TASK
Take every line from the listing below that contains "this".

(Data records)
--- start ---
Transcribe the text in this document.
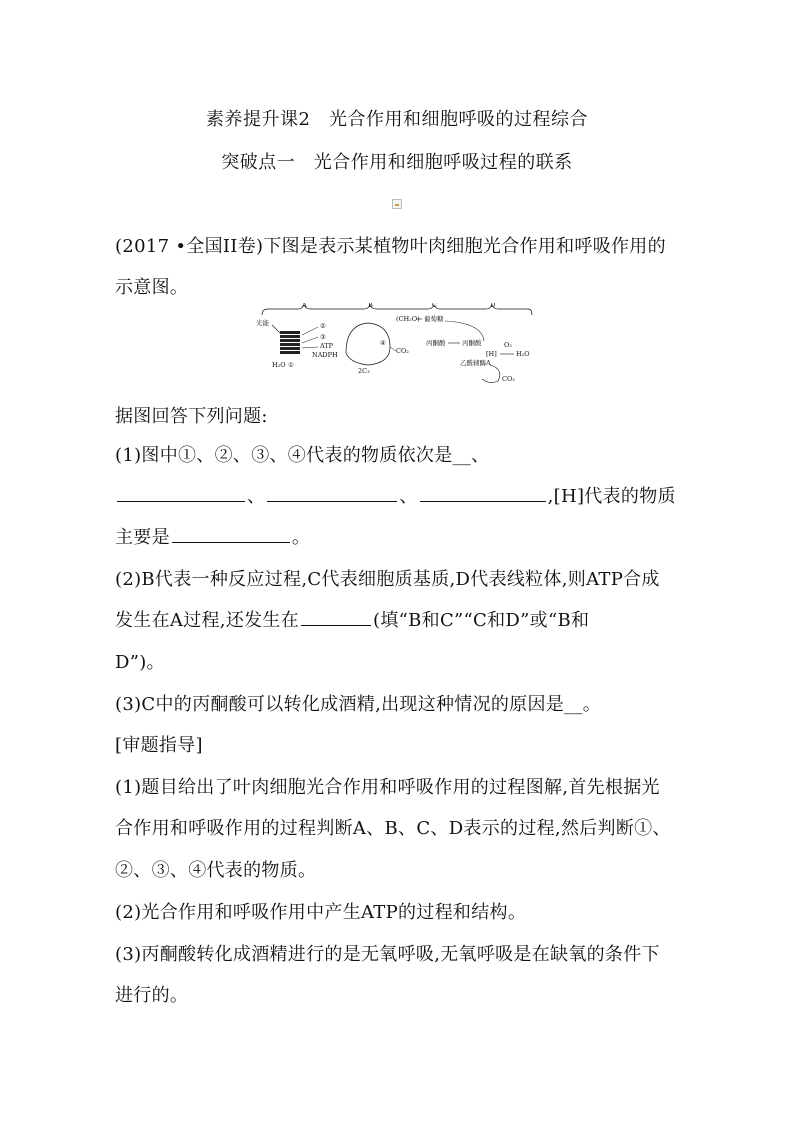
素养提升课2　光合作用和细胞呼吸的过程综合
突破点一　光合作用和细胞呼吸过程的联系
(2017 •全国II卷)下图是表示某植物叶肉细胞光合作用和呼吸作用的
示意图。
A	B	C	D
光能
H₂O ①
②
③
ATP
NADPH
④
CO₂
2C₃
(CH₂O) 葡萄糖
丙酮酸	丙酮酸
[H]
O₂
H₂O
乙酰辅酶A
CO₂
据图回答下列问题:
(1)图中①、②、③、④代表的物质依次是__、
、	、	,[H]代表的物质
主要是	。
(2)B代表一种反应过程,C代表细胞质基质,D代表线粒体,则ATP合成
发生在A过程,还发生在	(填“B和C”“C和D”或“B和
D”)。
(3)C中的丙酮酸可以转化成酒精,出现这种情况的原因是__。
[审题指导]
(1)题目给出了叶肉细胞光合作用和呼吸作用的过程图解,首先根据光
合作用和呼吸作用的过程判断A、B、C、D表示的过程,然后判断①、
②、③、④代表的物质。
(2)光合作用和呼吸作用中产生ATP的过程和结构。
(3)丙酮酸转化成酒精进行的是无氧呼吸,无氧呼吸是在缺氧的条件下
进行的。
--- end ---
--- start ---
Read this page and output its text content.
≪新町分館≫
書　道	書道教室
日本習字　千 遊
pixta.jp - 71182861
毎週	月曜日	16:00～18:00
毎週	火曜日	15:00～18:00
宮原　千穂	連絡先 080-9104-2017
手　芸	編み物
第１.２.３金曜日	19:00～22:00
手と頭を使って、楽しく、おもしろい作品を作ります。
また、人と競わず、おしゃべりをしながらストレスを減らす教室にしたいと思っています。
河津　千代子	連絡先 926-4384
--- end ---
--- start ---
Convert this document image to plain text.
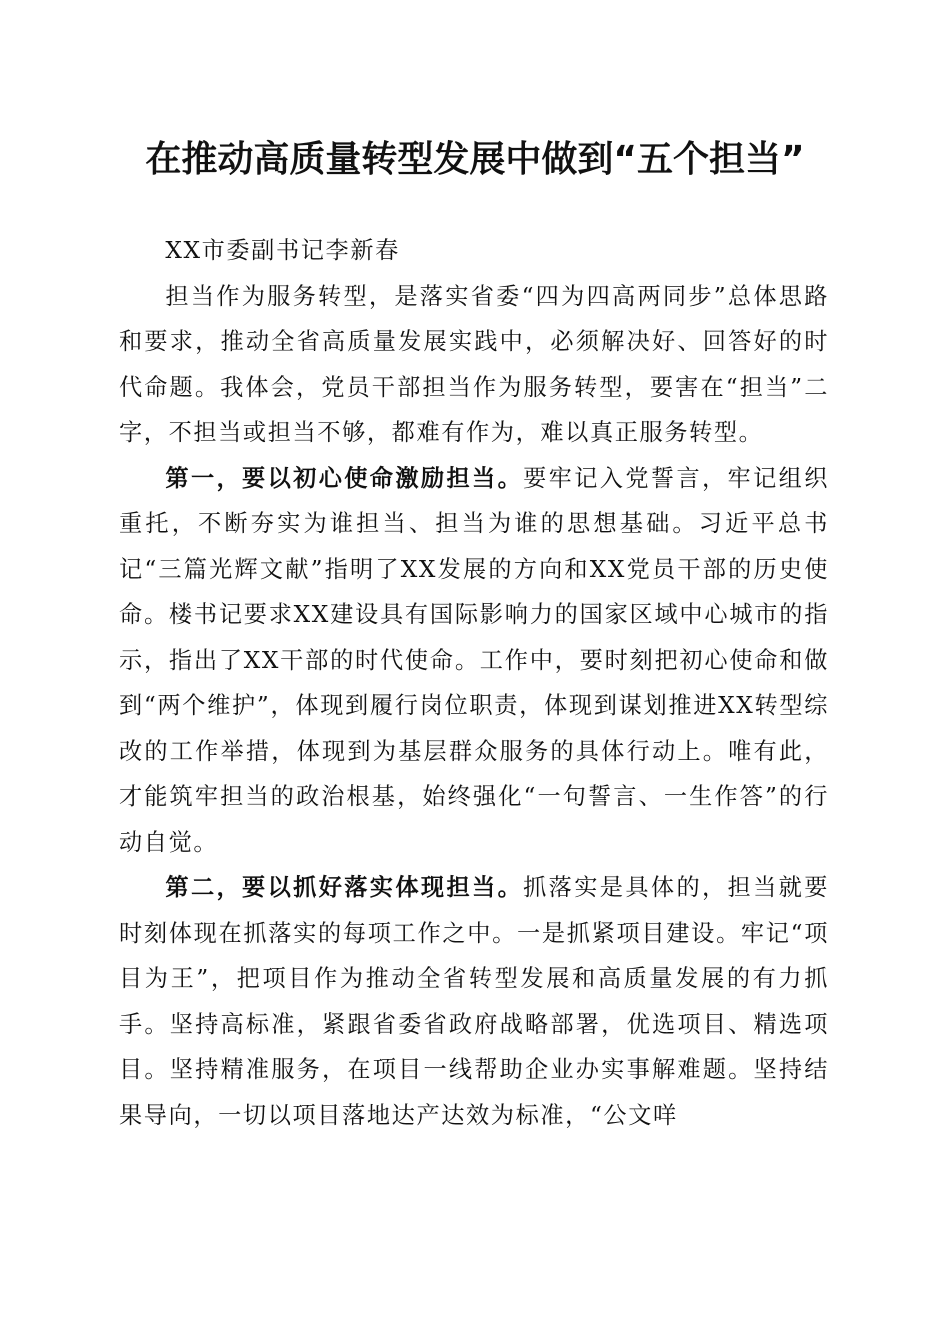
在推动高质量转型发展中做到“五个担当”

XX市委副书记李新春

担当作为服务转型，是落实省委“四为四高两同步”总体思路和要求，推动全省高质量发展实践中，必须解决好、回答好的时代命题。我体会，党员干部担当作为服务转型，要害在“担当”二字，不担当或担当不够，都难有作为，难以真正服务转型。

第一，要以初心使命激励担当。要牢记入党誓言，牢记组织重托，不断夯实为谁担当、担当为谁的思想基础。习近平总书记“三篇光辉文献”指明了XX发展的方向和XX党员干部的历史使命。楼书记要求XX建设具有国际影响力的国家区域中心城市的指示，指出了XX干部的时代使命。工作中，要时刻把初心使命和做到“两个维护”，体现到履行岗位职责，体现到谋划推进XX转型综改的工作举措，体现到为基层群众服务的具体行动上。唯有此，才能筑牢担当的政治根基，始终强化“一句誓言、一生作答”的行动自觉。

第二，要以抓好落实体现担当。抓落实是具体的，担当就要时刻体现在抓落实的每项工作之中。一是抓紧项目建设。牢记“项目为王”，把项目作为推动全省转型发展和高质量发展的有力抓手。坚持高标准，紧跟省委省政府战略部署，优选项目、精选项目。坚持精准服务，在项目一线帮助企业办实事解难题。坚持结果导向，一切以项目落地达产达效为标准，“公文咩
--- end ---
OUTPUT
Transcribe the text in this document.
Read this page and output its text content.
Convert this document image to plain text.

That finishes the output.